§ **Short problem**
Reproduce every line of each listing below with no changes.
* start Records shown *
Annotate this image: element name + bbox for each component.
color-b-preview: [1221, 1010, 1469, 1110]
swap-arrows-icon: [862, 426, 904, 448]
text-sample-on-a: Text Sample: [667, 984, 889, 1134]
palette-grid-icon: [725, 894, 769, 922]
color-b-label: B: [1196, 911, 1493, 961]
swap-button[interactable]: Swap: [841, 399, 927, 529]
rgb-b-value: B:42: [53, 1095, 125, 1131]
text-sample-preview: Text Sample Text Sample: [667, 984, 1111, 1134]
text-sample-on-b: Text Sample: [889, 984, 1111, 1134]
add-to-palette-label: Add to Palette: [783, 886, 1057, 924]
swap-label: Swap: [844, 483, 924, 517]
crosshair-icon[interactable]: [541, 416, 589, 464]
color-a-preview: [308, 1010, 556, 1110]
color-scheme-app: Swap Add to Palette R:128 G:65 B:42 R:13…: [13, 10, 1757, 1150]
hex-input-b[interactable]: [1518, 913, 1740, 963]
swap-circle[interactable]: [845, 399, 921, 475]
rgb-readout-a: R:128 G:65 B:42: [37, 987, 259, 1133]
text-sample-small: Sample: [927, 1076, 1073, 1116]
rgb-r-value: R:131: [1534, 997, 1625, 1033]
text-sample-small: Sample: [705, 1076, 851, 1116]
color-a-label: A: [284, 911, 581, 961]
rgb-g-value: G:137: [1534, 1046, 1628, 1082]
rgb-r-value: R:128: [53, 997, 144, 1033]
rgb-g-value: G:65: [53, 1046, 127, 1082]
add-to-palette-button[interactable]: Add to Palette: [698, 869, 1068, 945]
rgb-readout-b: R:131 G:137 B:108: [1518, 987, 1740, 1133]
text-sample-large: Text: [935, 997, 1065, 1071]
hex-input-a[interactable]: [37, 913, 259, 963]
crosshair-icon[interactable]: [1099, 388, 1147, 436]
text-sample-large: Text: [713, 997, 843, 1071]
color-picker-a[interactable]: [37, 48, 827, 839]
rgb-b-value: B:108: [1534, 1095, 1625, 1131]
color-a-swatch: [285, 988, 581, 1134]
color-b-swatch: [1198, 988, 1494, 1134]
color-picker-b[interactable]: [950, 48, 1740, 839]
* end Records shown *
§ **Answer to this exercise**
Annotate this image: element name + bbox for each component.
color-b-preview: [1221, 1010, 1469, 1110]
swap-arrows-icon: [862, 426, 904, 448]
text-sample-on-a: Text Sample: [667, 984, 889, 1134]
palette-grid-icon: [725, 894, 769, 922]
color-b-label: B: [1196, 911, 1493, 961]
swap-button[interactable]: Swap: [841, 399, 927, 529]
rgb-b-value: B:42: [53, 1095, 125, 1131]
text-sample-preview: Text Sample Text Sample: [667, 984, 1111, 1134]
text-sample-on-b: Text Sample: [889, 984, 1111, 1134]
add-to-palette-label: Add to Palette: [783, 886, 1057, 924]
swap-label: Swap: [844, 483, 924, 517]
crosshair-icon[interactable]: [541, 416, 589, 464]
color-a-preview: [308, 1010, 556, 1110]
color-scheme-app: Swap Add to Palette R:128 G:65 B:42 R:13…: [13, 10, 1757, 1150]
hex-input-b[interactable]: [1518, 913, 1740, 963]
swap-circle[interactable]: [845, 399, 921, 475]
rgb-readout-a: R:128 G:65 B:42: [37, 987, 259, 1133]
text-sample-small: Sample: [927, 1076, 1073, 1116]
rgb-r-value: R:131: [1534, 997, 1625, 1033]
text-sample-small: Sample: [705, 1076, 851, 1116]
color-a-label: A: [284, 911, 581, 961]
rgb-g-value: G:137: [1534, 1046, 1628, 1082]
rgb-r-value: R:128: [53, 997, 144, 1033]
rgb-g-value: G:65: [53, 1046, 127, 1082]
add-to-palette-button[interactable]: Add to Palette: [698, 869, 1068, 945]
rgb-readout-b: R:131 G:137 B:108: [1518, 987, 1740, 1133]
text-sample-large: Text: [935, 997, 1065, 1071]
hex-input-a[interactable]: [37, 913, 259, 963]
crosshair-icon[interactable]: [1099, 388, 1147, 436]
text-sample-large: Text: [713, 997, 843, 1071]
color-picker-a[interactable]: [37, 48, 827, 839]
rgb-b-value: B:108: [1534, 1095, 1625, 1131]
color-a-swatch: [285, 988, 581, 1134]
color-b-swatch: [1198, 988, 1494, 1134]
color-picker-b[interactable]: [950, 48, 1740, 839]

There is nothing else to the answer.